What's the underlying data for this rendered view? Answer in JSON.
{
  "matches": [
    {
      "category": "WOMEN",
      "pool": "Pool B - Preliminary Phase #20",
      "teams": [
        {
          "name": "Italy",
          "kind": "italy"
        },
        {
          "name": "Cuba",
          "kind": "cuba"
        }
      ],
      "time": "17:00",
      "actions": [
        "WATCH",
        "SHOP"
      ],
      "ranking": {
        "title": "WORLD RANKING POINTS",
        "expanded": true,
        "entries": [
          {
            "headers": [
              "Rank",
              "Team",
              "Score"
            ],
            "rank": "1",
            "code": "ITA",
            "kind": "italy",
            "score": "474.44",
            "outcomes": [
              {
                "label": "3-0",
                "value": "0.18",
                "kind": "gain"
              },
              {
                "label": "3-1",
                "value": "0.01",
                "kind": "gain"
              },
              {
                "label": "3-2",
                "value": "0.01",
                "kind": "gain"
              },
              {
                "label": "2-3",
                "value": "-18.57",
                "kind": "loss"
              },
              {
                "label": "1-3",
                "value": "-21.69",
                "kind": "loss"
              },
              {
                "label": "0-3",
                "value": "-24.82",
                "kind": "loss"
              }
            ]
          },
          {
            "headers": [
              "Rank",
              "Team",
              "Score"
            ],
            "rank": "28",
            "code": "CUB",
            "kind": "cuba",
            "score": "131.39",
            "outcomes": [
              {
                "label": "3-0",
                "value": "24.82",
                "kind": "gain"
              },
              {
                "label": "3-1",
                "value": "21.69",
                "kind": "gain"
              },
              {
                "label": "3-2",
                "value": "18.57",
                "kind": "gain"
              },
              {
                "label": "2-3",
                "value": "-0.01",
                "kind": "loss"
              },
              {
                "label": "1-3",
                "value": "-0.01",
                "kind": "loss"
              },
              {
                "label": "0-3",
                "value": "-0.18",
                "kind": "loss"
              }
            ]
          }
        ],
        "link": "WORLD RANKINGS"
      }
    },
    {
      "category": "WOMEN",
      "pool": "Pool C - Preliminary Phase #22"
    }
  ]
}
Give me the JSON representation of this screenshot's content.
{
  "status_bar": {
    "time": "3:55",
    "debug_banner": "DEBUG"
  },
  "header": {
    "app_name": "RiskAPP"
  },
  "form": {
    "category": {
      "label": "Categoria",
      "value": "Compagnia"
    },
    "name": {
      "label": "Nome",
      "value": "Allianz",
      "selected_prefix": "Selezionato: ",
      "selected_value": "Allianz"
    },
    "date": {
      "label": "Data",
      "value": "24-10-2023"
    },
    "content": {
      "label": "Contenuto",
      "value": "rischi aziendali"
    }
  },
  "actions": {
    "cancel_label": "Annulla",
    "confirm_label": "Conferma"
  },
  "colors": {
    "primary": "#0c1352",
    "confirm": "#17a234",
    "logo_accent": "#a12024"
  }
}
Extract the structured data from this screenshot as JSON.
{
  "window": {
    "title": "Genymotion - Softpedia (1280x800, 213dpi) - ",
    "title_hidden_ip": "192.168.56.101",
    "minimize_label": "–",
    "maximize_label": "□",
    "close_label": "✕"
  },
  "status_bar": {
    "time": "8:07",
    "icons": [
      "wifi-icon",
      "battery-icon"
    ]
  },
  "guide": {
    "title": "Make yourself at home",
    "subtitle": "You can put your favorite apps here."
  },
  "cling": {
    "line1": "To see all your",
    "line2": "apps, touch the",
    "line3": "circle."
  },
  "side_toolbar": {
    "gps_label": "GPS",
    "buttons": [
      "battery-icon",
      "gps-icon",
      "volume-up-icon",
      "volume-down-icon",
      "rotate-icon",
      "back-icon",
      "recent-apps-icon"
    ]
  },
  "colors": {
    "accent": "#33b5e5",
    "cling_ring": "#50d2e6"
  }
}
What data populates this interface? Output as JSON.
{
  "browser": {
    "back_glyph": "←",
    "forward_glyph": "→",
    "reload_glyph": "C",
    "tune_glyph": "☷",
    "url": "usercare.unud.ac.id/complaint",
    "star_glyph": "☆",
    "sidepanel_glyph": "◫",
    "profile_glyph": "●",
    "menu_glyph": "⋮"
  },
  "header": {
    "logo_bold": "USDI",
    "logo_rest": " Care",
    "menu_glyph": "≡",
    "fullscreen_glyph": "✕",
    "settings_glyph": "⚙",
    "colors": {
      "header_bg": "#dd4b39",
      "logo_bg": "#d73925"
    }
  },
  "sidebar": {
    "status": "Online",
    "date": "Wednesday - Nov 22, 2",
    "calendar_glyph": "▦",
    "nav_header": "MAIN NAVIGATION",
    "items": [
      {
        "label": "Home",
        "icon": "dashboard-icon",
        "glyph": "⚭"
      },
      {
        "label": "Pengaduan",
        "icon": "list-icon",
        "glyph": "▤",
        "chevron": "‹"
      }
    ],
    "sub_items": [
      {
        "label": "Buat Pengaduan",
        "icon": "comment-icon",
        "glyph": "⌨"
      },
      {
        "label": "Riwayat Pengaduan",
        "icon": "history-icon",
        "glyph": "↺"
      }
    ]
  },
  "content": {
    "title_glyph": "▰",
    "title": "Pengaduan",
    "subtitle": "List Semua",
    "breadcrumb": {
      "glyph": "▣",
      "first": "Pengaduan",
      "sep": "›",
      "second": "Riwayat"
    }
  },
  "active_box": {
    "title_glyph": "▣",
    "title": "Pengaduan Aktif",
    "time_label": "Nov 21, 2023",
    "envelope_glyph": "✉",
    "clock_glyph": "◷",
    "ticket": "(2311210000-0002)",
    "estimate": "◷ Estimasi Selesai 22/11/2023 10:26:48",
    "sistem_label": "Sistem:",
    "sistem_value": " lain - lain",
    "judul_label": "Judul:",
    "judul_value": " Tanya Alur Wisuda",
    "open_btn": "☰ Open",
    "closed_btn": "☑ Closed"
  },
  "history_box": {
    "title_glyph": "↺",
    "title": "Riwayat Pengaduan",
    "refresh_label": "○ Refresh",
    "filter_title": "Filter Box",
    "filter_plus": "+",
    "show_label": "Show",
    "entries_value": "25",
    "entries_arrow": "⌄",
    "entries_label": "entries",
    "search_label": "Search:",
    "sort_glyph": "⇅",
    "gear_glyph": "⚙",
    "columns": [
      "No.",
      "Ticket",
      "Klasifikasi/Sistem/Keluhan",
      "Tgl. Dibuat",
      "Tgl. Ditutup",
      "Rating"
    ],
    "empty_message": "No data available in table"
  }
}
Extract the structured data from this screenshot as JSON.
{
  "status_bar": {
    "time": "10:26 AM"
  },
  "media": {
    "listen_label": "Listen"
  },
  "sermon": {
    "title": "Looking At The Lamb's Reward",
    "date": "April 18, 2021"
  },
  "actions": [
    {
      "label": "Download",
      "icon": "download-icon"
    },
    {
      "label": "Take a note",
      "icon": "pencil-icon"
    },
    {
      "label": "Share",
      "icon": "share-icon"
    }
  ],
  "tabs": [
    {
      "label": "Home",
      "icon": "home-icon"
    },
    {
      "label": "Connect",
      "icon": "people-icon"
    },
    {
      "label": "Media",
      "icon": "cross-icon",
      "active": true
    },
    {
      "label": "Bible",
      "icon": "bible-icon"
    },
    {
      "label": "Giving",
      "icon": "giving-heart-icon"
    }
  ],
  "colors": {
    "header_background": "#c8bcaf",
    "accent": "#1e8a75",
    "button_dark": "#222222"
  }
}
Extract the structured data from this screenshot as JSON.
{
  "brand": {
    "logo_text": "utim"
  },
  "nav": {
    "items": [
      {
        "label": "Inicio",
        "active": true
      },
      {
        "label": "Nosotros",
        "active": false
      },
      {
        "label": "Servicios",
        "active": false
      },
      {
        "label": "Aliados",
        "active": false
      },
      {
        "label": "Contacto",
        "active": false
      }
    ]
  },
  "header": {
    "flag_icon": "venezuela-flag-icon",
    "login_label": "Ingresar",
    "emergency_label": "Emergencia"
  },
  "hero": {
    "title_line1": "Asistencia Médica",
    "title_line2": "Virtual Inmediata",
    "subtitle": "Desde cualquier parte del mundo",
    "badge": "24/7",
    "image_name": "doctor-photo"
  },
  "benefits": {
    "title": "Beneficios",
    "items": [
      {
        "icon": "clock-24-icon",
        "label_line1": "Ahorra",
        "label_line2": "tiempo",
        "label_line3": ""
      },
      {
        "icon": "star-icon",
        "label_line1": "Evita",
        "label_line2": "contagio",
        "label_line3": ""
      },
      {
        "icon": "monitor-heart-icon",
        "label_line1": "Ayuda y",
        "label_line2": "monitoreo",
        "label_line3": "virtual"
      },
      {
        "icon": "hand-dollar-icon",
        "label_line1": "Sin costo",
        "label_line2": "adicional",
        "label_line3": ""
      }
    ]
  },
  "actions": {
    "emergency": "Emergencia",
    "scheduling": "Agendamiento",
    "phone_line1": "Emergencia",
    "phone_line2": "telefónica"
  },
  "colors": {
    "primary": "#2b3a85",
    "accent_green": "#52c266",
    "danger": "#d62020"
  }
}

| Stated exercise |
Determine how many lines include the word "pool" and report that number by itself.

| The output |
2